(Figure content listings)
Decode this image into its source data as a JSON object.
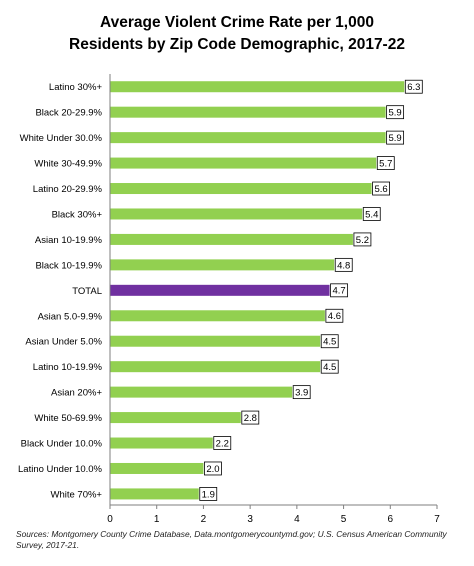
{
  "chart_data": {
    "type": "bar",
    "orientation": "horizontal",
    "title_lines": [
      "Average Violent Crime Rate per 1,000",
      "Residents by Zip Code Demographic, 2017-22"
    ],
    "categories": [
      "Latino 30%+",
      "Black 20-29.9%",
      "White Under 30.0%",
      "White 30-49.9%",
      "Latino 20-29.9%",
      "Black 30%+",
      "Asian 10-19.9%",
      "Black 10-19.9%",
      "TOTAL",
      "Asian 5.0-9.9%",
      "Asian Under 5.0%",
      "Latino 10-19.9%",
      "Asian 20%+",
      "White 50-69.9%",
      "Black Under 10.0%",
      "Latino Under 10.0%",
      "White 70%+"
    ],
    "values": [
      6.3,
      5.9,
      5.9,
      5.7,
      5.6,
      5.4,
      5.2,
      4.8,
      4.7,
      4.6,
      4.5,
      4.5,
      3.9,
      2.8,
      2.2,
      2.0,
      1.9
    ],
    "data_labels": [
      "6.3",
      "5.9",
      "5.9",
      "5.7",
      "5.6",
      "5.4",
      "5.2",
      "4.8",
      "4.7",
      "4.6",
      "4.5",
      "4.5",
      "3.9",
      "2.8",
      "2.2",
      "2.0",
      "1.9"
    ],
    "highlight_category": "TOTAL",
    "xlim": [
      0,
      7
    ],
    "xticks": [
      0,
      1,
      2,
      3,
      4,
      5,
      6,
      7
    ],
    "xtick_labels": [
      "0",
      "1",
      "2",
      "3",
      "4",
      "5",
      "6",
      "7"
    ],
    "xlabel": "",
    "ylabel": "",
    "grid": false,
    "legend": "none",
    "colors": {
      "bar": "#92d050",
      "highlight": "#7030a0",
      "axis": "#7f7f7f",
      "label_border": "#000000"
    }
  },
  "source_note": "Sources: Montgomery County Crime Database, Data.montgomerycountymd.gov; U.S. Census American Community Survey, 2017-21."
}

* * *

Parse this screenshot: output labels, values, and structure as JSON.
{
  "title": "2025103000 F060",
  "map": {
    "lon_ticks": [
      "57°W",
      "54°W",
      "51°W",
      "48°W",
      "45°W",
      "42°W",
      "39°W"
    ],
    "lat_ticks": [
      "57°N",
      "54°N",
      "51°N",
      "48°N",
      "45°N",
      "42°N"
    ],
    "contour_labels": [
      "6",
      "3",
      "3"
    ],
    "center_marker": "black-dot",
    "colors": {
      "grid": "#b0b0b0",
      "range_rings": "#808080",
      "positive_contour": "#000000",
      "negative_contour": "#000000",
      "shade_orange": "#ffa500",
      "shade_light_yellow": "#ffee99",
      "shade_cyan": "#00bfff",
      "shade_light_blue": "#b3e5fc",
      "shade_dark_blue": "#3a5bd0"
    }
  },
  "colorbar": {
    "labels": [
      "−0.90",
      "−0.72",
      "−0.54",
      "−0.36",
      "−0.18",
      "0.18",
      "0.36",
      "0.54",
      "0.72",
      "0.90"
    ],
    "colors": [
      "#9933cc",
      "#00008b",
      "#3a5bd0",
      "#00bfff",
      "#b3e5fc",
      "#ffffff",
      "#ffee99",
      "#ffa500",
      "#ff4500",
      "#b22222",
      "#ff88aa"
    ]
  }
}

--

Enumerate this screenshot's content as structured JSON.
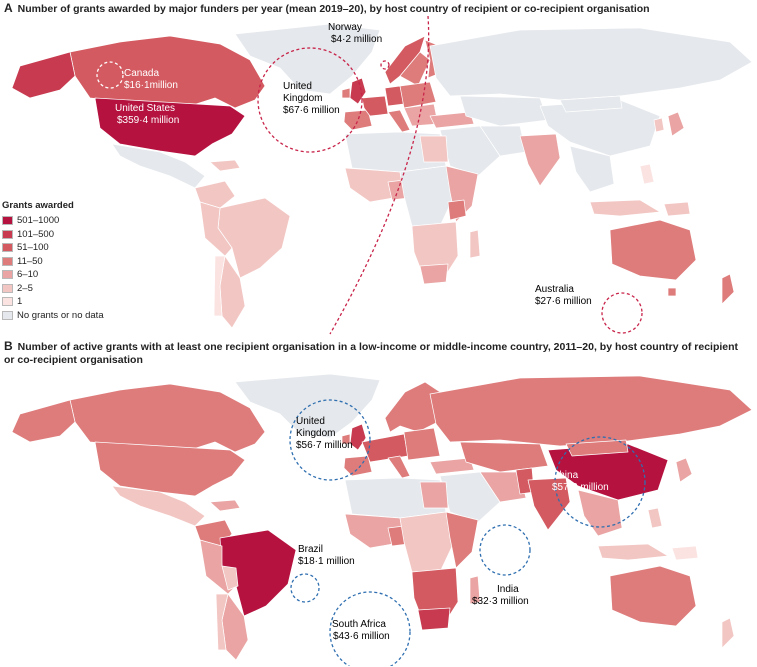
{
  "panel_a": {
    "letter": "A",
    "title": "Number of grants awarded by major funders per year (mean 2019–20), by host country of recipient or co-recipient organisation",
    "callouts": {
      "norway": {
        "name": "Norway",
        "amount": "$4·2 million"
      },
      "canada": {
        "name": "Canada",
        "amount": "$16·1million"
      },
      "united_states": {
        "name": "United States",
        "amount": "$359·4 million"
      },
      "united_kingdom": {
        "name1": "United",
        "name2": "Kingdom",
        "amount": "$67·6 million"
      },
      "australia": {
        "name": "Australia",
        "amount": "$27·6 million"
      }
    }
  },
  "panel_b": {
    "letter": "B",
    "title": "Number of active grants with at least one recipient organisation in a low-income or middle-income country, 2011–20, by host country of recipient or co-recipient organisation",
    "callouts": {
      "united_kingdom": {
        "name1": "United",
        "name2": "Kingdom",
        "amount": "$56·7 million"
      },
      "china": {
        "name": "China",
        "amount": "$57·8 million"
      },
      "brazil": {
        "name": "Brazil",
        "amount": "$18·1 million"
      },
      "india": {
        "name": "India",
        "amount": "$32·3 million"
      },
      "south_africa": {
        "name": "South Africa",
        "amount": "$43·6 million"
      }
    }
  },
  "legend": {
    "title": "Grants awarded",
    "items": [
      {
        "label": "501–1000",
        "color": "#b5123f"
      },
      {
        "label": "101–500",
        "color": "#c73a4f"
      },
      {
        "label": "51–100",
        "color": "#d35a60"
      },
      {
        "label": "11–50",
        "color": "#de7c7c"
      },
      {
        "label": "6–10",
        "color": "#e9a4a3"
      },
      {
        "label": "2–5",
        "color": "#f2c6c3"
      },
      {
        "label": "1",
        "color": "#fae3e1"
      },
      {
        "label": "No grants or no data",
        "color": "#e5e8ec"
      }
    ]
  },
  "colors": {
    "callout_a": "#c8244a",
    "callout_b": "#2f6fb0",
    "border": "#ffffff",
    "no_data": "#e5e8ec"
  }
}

▶ _Aim of the task_: Sift the material for lines with the string "Asian". Copy each one found.

▶ _Written response_:
      "Asian 10-19.9%",
      "Asian 5.0-9.9%",
      "Asian Under 5.0%",
      "Asian 20%+",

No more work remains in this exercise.